24 Giugno 2021 - Ultimo aggiornamento il: 23 Giugno 2021 alle 20:01:57

Cronaca

I Nas in azione a Taranto: chiuse sei aziende

Si tratta di depositi prodotti ittici e alimentari, un'azienda agricola con stabilimento di produzione conserve vegetali, un caseificio ed un ristorante


Nell’ultimo mese, il controllo sulla sicurezza alimentare e la lotta alla contraffazione agroalimentare, ha visto protagonisti i Carabinieri del Gruppo NAS di Napoli, competente sui 15 Nuclei del Sud Italia.

Sono state 1.300 le ispezioni ad attività produttive, commerciali ed esercizi pubblici (stabilimenti di produzione, depositi all’ingrosso, ristoranti, panifici, supermercati ecc.) dell’Italia meridionale.

Nel corso del servizio, sono state riscontrate irregolarità in 390 casi (31% circa) e accertate 634 violazioni alle leggi di settore (di cui 80 penali) con sanzioni amministrative pari a 630.000 euro. In totale sono state sottratte al consumo circa 280 tonnellate di alimenti vari perché detenuti in cattivo stato di conservazione, insudiciati, in strutture sprovviste dei requisiti igienico-sanitari e privi della documentazione utile per la loro rintracciabilità, sequestrate o chiuse 48 strutture, nonché segnalate alle Autorità Giudiziarie, Sanitarie ed Amministrative 400 persone.

▸ Materiale fornito:
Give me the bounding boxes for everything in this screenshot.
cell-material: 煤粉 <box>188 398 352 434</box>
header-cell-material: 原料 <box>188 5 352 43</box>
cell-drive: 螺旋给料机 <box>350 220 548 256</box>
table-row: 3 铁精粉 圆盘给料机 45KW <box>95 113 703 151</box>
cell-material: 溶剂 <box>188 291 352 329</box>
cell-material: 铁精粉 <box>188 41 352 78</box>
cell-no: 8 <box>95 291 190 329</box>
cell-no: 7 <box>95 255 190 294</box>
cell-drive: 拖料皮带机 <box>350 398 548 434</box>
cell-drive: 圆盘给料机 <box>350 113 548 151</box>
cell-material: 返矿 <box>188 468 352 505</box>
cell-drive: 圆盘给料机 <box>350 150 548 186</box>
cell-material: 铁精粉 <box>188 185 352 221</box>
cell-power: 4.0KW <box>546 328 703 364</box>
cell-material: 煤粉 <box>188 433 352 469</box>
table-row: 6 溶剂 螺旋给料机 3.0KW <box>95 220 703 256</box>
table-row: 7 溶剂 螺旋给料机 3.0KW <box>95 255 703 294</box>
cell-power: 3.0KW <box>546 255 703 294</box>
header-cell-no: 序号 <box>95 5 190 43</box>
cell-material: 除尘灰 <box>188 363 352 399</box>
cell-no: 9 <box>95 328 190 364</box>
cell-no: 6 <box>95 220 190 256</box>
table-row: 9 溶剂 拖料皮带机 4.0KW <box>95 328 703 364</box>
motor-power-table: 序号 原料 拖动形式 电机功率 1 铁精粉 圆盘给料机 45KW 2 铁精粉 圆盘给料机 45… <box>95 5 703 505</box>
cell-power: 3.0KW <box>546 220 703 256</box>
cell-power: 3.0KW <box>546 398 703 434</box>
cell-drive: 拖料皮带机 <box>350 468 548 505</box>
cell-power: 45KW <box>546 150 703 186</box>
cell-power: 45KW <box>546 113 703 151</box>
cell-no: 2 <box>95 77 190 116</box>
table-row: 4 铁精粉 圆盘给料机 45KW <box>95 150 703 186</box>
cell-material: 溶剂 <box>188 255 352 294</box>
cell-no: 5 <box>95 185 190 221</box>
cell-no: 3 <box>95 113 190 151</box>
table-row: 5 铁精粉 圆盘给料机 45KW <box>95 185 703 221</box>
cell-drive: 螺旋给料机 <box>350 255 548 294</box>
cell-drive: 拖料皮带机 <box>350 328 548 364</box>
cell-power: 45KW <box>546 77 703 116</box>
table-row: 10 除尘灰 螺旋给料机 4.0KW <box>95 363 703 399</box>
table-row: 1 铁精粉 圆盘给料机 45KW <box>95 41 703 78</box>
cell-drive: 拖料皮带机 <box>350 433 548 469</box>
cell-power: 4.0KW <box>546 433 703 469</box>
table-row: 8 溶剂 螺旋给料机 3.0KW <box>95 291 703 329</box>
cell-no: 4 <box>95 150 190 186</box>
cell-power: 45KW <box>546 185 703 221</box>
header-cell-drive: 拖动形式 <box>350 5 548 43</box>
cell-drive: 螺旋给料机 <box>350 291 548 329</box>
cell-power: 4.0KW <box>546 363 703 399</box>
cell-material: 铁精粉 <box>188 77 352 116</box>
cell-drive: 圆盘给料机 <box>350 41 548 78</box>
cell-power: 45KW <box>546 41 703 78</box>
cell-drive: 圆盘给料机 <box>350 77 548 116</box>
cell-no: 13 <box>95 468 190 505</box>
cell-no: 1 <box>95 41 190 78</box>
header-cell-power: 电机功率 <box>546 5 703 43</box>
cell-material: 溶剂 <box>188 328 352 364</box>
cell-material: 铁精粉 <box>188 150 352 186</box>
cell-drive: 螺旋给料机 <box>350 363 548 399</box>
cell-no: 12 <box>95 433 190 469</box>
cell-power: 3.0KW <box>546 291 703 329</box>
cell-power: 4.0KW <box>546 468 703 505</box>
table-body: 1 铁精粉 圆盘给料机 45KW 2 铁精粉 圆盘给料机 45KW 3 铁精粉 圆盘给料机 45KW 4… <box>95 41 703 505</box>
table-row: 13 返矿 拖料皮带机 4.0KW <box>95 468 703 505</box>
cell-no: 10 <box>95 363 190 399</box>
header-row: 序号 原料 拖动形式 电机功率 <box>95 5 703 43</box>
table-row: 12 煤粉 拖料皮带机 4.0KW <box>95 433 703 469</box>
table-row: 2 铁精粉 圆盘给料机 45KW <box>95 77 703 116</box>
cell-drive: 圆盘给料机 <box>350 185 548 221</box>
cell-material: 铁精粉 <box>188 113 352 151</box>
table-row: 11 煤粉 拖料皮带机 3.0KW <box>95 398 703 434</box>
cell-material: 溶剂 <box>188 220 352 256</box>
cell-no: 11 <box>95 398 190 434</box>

▸ Compito:
Per favore, prosegui l'articolo sui controlli dei NAS nel Sud Italia subito dopo l'ultima frase riportata.

▸ Risposta:
In particolare, i Carabinieri del Nas di Taranto, Lecce e Bari, insieme ai militari del Comando Provinciale di Taranto ed al personale medico delle ASL di Taranto e Brindisi, hanno proceduto alla chiusura – per gravi carenze igieniche e/o inadeguatezze strutturali – di
6 attività (depositi prodotti ittici e alimentari, un'azienda agricola con stabilimento di produzione conserve vegetali, un caseificio ed un ristorante) ed al sequestro di uno stabilimento vinicolo risultato privo di autorizzazione allo scarico dei reflui.

Inoltre, i militari hanno sottoposto a sequestro: circa 600 chili tra prodotti ittici (cozze, calamari, seppie, polpi) – in parte privi di documentazione attestante la rintracciabilità, altri detenuti in cattivo stato di conservazione e sottoposti ad arbitrario procedimento di congelazione – e prodotti caseari (cacio ricotta, formaggi, ricotta) privi di etichettatura; oltre 1.600 confezioni tra pasta, pomodori pelati, biscotti, bibite, acque minerali, liquori, detenute in locali non autorizzati ed interessati da carenze igienico sanitarie e strutturali (ragnatele, scaffali metallici con ruggine, pavimento disconnesso, finestre sprovviste di mezzi idonei ad impedire l’accesso di insetti ed animali).